Start of ENTRIES
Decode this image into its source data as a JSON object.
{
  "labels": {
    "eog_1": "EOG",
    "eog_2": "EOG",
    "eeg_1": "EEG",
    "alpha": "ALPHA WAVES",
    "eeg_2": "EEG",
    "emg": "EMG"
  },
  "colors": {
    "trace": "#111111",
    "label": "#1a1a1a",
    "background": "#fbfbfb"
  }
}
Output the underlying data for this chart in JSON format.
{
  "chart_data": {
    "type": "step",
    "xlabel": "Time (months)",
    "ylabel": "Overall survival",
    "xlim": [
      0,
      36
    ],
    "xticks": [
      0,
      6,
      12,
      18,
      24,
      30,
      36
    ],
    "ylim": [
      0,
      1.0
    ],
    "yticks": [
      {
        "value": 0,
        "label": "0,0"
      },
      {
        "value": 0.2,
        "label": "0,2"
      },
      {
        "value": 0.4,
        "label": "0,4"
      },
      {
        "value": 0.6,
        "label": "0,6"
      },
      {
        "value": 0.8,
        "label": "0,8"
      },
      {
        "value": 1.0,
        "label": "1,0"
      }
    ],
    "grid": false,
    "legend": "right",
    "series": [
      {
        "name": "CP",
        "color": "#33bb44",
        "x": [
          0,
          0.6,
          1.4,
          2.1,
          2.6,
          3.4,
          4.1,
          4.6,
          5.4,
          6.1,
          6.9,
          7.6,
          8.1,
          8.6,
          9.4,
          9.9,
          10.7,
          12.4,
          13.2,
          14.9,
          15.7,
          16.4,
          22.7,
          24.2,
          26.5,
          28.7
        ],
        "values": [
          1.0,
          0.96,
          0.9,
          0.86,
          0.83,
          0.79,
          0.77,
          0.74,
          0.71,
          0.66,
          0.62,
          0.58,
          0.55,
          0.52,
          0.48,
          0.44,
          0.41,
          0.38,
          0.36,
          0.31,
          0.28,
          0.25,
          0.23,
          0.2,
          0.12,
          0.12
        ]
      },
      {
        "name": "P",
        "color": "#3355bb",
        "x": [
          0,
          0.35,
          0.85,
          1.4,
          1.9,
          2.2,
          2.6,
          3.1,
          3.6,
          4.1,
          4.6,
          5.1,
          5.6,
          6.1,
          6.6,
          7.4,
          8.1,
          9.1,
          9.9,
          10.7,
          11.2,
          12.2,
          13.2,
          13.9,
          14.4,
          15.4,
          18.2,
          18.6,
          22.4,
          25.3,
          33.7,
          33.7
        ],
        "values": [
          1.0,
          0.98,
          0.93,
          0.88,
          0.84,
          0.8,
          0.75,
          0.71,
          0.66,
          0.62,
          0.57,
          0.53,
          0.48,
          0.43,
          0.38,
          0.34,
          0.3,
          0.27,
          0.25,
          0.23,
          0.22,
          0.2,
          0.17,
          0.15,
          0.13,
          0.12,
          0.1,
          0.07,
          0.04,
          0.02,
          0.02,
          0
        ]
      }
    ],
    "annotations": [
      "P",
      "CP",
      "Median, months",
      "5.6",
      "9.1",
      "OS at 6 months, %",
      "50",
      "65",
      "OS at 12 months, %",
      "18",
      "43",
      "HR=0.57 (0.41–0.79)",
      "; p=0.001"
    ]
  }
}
End of ENTRIES
→ TASK INSTRUCTIONS:
Give back the whole listing, word for word.

→ COMPLETED EXERCISE:
Decode this image into its source data as a JSON object.
{
  "labels": {
    "eog_1": "EOG",
    "eog_2": "EOG",
    "eeg_1": "EEG",
    "alpha": "ALPHA WAVES",
    "eeg_2": "EEG",
    "emg": "EMG"
  },
  "colors": {
    "trace": "#111111",
    "label": "#1a1a1a",
    "background": "#fbfbfb"
  }
}
Output the underlying data for this chart in JSON format.
{
  "chart_data": {
    "type": "step",
    "xlabel": "Time (months)",
    "ylabel": "Overall survival",
    "xlim": [
      0,
      36
    ],
    "xticks": [
      0,
      6,
      12,
      18,
      24,
      30,
      36
    ],
    "ylim": [
      0,
      1.0
    ],
    "yticks": [
      {
        "value": 0,
        "label": "0,0"
      },
      {
        "value": 0.2,
        "label": "0,2"
      },
      {
        "value": 0.4,
        "label": "0,4"
      },
      {
        "value": 0.6,
        "label": "0,6"
      },
      {
        "value": 0.8,
        "label": "0,8"
      },
      {
        "value": 1.0,
        "label": "1,0"
      }
    ],
    "grid": false,
    "legend": "right",
    "series": [
      {
        "name": "CP",
        "color": "#33bb44",
        "x": [
          0,
          0.6,
          1.4,
          2.1,
          2.6,
          3.4,
          4.1,
          4.6,
          5.4,
          6.1,
          6.9,
          7.6,
          8.1,
          8.6,
          9.4,
          9.9,
          10.7,
          12.4,
          13.2,
          14.9,
          15.7,
          16.4,
          22.7,
          24.2,
          26.5,
          28.7
        ],
        "values": [
          1.0,
          0.96,
          0.9,
          0.86,
          0.83,
          0.79,
          0.77,
          0.74,
          0.71,
          0.66,
          0.62,
          0.58,
          0.55,
          0.52,
          0.48,
          0.44,
          0.41,
          0.38,
          0.36,
          0.31,
          0.28,
          0.25,
          0.23,
          0.2,
          0.12,
          0.12
        ]
      },
      {
        "name": "P",
        "color": "#3355bb",
        "x": [
          0,
          0.35,
          0.85,
          1.4,
          1.9,
          2.2,
          2.6,
          3.1,
          3.6,
          4.1,
          4.6,
          5.1,
          5.6,
          6.1,
          6.6,
          7.4,
          8.1,
          9.1,
          9.9,
          10.7,
          11.2,
          12.2,
          13.2,
          13.9,
          14.4,
          15.4,
          18.2,
          18.6,
          22.4,
          25.3,
          33.7,
          33.7
        ],
        "values": [
          1.0,
          0.98,
          0.93,
          0.88,
          0.84,
          0.8,
          0.75,
          0.71,
          0.66,
          0.62,
          0.57,
          0.53,
          0.48,
          0.43,
          0.38,
          0.34,
          0.3,
          0.27,
          0.25,
          0.23,
          0.22,
          0.2,
          0.17,
          0.15,
          0.13,
          0.12,
          0.1,
          0.07,
          0.04,
          0.02,
          0.02,
          0
        ]
      }
    ],
    "annotations": [
      "P",
      "CP",
      "Median, months",
      "5.6",
      "9.1",
      "OS at 6 months, %",
      "50",
      "65",
      "OS at 12 months, %",
      "18",
      "43",
      "HR=0.57 (0.41–0.79)",
      "; p=0.001"
    ]
  }
}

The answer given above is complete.